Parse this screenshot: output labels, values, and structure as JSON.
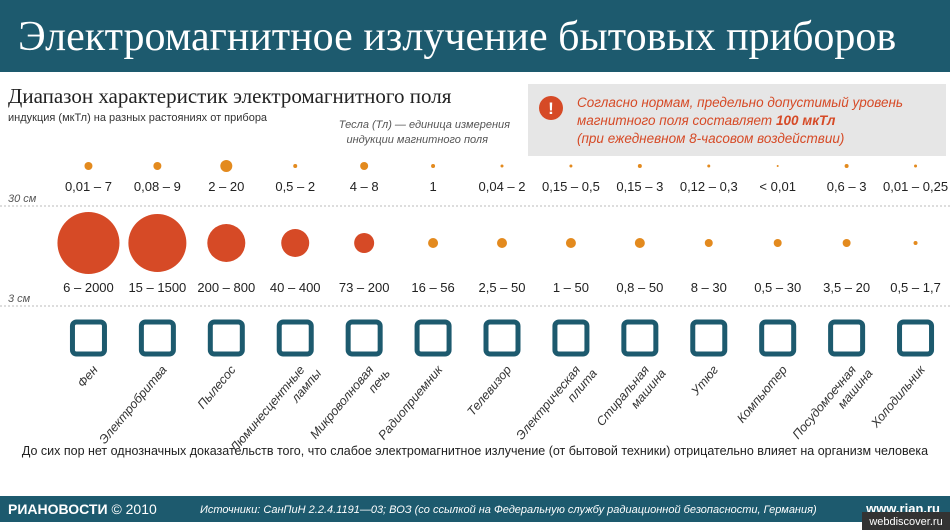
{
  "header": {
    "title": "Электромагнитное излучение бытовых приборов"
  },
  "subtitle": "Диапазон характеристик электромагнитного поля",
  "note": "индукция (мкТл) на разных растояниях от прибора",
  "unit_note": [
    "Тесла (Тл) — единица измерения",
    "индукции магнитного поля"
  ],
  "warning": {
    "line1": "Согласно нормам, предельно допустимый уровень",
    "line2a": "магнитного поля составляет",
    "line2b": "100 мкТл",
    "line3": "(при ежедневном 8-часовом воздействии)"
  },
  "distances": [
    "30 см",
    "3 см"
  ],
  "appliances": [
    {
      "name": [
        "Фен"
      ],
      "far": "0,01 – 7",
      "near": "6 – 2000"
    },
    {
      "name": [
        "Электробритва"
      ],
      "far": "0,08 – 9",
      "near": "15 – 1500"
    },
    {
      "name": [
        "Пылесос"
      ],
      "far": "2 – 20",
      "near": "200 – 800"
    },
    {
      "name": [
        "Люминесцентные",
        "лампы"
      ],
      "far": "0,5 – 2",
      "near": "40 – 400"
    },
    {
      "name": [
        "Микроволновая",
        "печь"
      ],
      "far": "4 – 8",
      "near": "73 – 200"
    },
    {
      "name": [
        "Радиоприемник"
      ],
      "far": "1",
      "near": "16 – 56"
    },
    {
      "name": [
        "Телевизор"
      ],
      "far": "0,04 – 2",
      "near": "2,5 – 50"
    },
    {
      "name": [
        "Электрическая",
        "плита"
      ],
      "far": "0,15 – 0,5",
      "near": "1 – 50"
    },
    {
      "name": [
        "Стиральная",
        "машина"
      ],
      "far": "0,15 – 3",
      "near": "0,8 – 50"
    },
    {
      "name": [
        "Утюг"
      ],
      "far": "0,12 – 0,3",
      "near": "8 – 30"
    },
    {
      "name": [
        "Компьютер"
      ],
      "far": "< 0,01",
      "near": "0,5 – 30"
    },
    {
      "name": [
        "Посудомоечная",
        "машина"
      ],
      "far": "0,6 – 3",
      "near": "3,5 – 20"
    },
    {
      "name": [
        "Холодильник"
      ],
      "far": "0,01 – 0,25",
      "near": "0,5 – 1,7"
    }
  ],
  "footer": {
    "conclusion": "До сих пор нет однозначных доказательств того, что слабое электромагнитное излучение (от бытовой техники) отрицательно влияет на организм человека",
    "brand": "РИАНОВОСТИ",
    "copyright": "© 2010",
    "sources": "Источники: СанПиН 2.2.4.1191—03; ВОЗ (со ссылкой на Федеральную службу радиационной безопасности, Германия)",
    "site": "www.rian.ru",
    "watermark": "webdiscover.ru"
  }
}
+===+
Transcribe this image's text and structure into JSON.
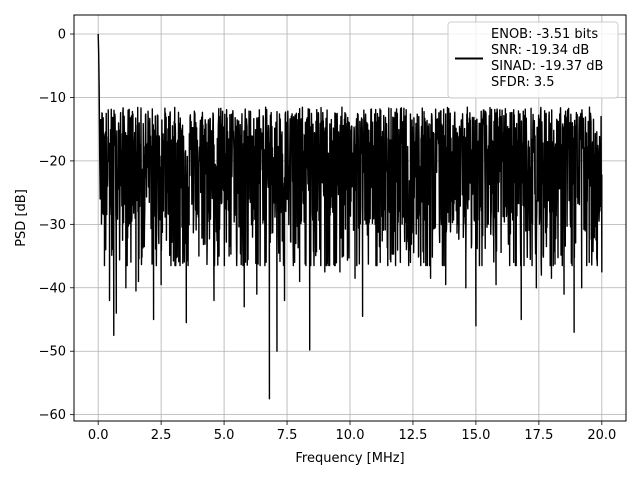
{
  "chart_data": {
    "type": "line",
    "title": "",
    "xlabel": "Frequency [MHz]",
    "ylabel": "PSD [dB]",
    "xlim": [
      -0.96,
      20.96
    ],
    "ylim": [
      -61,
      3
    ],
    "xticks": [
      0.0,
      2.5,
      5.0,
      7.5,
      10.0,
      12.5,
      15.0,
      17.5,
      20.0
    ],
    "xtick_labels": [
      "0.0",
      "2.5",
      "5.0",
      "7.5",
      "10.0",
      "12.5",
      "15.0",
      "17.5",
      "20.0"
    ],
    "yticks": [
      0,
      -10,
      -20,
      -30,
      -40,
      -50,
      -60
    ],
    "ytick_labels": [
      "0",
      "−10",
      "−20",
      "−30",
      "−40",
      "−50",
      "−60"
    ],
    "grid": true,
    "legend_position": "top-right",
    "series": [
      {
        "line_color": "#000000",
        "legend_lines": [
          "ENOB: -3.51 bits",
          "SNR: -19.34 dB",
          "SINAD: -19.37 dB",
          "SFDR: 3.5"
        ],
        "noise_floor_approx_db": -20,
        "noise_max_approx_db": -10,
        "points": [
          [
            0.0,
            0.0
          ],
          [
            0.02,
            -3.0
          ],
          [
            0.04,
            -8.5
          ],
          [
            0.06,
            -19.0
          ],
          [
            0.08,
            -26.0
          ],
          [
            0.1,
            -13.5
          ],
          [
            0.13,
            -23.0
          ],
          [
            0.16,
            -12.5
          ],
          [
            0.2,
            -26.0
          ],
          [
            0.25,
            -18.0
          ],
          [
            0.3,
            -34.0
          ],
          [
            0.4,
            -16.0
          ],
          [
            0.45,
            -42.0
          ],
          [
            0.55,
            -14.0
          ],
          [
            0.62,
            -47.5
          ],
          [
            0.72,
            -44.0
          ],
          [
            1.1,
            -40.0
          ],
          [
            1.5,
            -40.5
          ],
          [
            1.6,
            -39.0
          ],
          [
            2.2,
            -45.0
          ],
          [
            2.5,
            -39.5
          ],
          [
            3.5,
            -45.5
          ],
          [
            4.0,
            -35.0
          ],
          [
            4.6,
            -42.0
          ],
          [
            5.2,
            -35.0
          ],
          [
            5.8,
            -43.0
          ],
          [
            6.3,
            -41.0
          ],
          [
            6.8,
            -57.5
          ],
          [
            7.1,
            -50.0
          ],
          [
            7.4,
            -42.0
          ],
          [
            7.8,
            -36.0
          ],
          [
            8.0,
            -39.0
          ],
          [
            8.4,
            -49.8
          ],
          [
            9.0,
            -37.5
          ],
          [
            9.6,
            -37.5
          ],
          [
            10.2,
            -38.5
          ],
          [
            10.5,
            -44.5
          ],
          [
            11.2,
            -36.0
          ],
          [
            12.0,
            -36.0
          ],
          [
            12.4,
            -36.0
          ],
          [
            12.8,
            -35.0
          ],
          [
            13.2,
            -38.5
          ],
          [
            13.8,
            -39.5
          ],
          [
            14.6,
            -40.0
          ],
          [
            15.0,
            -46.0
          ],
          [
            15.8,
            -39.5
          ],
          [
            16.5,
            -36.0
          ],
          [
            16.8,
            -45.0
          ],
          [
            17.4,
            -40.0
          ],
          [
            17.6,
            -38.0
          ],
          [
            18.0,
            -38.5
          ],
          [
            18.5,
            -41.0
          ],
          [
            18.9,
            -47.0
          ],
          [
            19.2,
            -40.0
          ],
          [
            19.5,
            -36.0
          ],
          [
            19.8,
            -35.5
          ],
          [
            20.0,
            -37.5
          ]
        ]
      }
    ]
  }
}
+===+
> [Directions] Report only the count of lines that include the string "излучение".

> [Task output] 2